■ **Stated goal**
Quote every line of the data below as it stands, omitting pictures.

■ **Material for this task**
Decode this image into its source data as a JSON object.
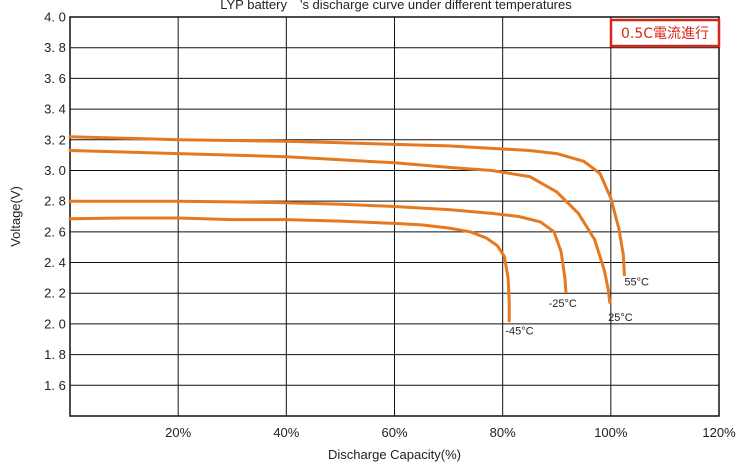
{
  "chart_data": {
    "type": "line",
    "title": "LYP battery　's discharge curve under different temperatures",
    "xlabel": "Discharge Capacity(%)",
    "ylabel": "Voltage(V)",
    "xlim": [
      0,
      120
    ],
    "ylim": [
      1.4,
      4.0
    ],
    "x_ticks": [
      20,
      40,
      60,
      80,
      100,
      120
    ],
    "x_tick_labels": [
      "20%",
      "40%",
      "60%",
      "80%",
      "100%",
      "120%"
    ],
    "y_ticks": [
      1.6,
      1.8,
      2.0,
      2.2,
      2.4,
      2.6,
      2.8,
      3.0,
      3.2,
      3.4,
      3.6,
      3.8,
      4.0
    ],
    "y_tick_labels": [
      "1. 6",
      "1. 8",
      "2. 0",
      "2. 2",
      "2. 4",
      "2. 6",
      "2. 8",
      "3. 0",
      "3. 2",
      "3. 4",
      "3. 6",
      "3. 8",
      "4. 0"
    ],
    "grid": true,
    "series_color": "#e8781e",
    "badge": {
      "text": "0.5C電流進行",
      "color": "#d9261c"
    },
    "series": [
      {
        "label": "55°C",
        "points": [
          [
            0,
            3.22
          ],
          [
            10,
            3.21
          ],
          [
            20,
            3.2
          ],
          [
            30,
            3.195
          ],
          [
            40,
            3.19
          ],
          [
            50,
            3.18
          ],
          [
            60,
            3.17
          ],
          [
            70,
            3.16
          ],
          [
            80,
            3.14
          ],
          [
            85,
            3.13
          ],
          [
            90,
            3.11
          ],
          [
            95,
            3.06
          ],
          [
            98,
            2.98
          ],
          [
            100,
            2.82
          ],
          [
            101.5,
            2.62
          ],
          [
            102.3,
            2.45
          ],
          [
            102.5,
            2.32
          ]
        ]
      },
      {
        "label": "25°C",
        "points": [
          [
            0,
            3.13
          ],
          [
            10,
            3.12
          ],
          [
            20,
            3.11
          ],
          [
            30,
            3.1
          ],
          [
            40,
            3.09
          ],
          [
            50,
            3.07
          ],
          [
            60,
            3.05
          ],
          [
            70,
            3.02
          ],
          [
            78,
            3.0
          ],
          [
            85,
            2.96
          ],
          [
            90,
            2.86
          ],
          [
            94,
            2.72
          ],
          [
            97,
            2.55
          ],
          [
            98.8,
            2.35
          ],
          [
            99.5,
            2.23
          ],
          [
            99.8,
            2.14
          ]
        ]
      },
      {
        "label": "-25°C",
        "points": [
          [
            0,
            2.8
          ],
          [
            10,
            2.8
          ],
          [
            20,
            2.8
          ],
          [
            30,
            2.795
          ],
          [
            40,
            2.79
          ],
          [
            50,
            2.78
          ],
          [
            60,
            2.765
          ],
          [
            70,
            2.745
          ],
          [
            78,
            2.72
          ],
          [
            83,
            2.7
          ],
          [
            87,
            2.665
          ],
          [
            89.5,
            2.6
          ],
          [
            90.8,
            2.47
          ],
          [
            91.5,
            2.3
          ],
          [
            91.7,
            2.21
          ]
        ]
      },
      {
        "label": "-45°C",
        "points": [
          [
            0,
            2.685
          ],
          [
            10,
            2.69
          ],
          [
            20,
            2.69
          ],
          [
            30,
            2.68
          ],
          [
            40,
            2.68
          ],
          [
            50,
            2.67
          ],
          [
            60,
            2.655
          ],
          [
            65,
            2.645
          ],
          [
            70,
            2.625
          ],
          [
            74,
            2.6
          ],
          [
            77,
            2.56
          ],
          [
            79,
            2.51
          ],
          [
            80.3,
            2.44
          ],
          [
            81,
            2.3
          ],
          [
            81.2,
            2.15
          ],
          [
            81.2,
            2.02
          ]
        ]
      }
    ],
    "curve_labels": [
      {
        "text": "55°C",
        "x": 102.5,
        "y": 2.25
      },
      {
        "text": "-25°C",
        "x": 88.5,
        "y": 2.11
      },
      {
        "text": "25°C",
        "x": 99.5,
        "y": 2.02
      },
      {
        "text": "-45°C",
        "x": 80.5,
        "y": 1.93
      }
    ]
  }
}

■ **Output of the task**
Decode this image into its source data as a JSON object.
{
  "chart_data": {
    "type": "line",
    "title": "LYP battery　's discharge curve under different temperatures",
    "xlabel": "Discharge Capacity(%)",
    "ylabel": "Voltage(V)",
    "xlim": [
      0,
      120
    ],
    "ylim": [
      1.4,
      4.0
    ],
    "x_ticks": [
      20,
      40,
      60,
      80,
      100,
      120
    ],
    "x_tick_labels": [
      "20%",
      "40%",
      "60%",
      "80%",
      "100%",
      "120%"
    ],
    "y_ticks": [
      1.6,
      1.8,
      2.0,
      2.2,
      2.4,
      2.6,
      2.8,
      3.0,
      3.2,
      3.4,
      3.6,
      3.8,
      4.0
    ],
    "y_tick_labels": [
      "1. 6",
      "1. 8",
      "2. 0",
      "2. 2",
      "2. 4",
      "2. 6",
      "2. 8",
      "3. 0",
      "3. 2",
      "3. 4",
      "3. 6",
      "3. 8",
      "4. 0"
    ],
    "grid": true,
    "series_color": "#e8781e",
    "badge": {
      "text": "0.5C電流進行",
      "color": "#d9261c"
    },
    "series": [
      {
        "label": "55°C",
        "points": [
          [
            0,
            3.22
          ],
          [
            10,
            3.21
          ],
          [
            20,
            3.2
          ],
          [
            30,
            3.195
          ],
          [
            40,
            3.19
          ],
          [
            50,
            3.18
          ],
          [
            60,
            3.17
          ],
          [
            70,
            3.16
          ],
          [
            80,
            3.14
          ],
          [
            85,
            3.13
          ],
          [
            90,
            3.11
          ],
          [
            95,
            3.06
          ],
          [
            98,
            2.98
          ],
          [
            100,
            2.82
          ],
          [
            101.5,
            2.62
          ],
          [
            102.3,
            2.45
          ],
          [
            102.5,
            2.32
          ]
        ]
      },
      {
        "label": "25°C",
        "points": [
          [
            0,
            3.13
          ],
          [
            10,
            3.12
          ],
          [
            20,
            3.11
          ],
          [
            30,
            3.1
          ],
          [
            40,
            3.09
          ],
          [
            50,
            3.07
          ],
          [
            60,
            3.05
          ],
          [
            70,
            3.02
          ],
          [
            78,
            3.0
          ],
          [
            85,
            2.96
          ],
          [
            90,
            2.86
          ],
          [
            94,
            2.72
          ],
          [
            97,
            2.55
          ],
          [
            98.8,
            2.35
          ],
          [
            99.5,
            2.23
          ],
          [
            99.8,
            2.14
          ]
        ]
      },
      {
        "label": "-25°C",
        "points": [
          [
            0,
            2.8
          ],
          [
            10,
            2.8
          ],
          [
            20,
            2.8
          ],
          [
            30,
            2.795
          ],
          [
            40,
            2.79
          ],
          [
            50,
            2.78
          ],
          [
            60,
            2.765
          ],
          [
            70,
            2.745
          ],
          [
            78,
            2.72
          ],
          [
            83,
            2.7
          ],
          [
            87,
            2.665
          ],
          [
            89.5,
            2.6
          ],
          [
            90.8,
            2.47
          ],
          [
            91.5,
            2.3
          ],
          [
            91.7,
            2.21
          ]
        ]
      },
      {
        "label": "-45°C",
        "points": [
          [
            0,
            2.685
          ],
          [
            10,
            2.69
          ],
          [
            20,
            2.69
          ],
          [
            30,
            2.68
          ],
          [
            40,
            2.68
          ],
          [
            50,
            2.67
          ],
          [
            60,
            2.655
          ],
          [
            65,
            2.645
          ],
          [
            70,
            2.625
          ],
          [
            74,
            2.6
          ],
          [
            77,
            2.56
          ],
          [
            79,
            2.51
          ],
          [
            80.3,
            2.44
          ],
          [
            81,
            2.3
          ],
          [
            81.2,
            2.15
          ],
          [
            81.2,
            2.02
          ]
        ]
      }
    ],
    "curve_labels": [
      {
        "text": "55°C",
        "x": 102.5,
        "y": 2.25
      },
      {
        "text": "-25°C",
        "x": 88.5,
        "y": 2.11
      },
      {
        "text": "25°C",
        "x": 99.5,
        "y": 2.02
      },
      {
        "text": "-45°C",
        "x": 80.5,
        "y": 1.93
      }
    ]
  }
}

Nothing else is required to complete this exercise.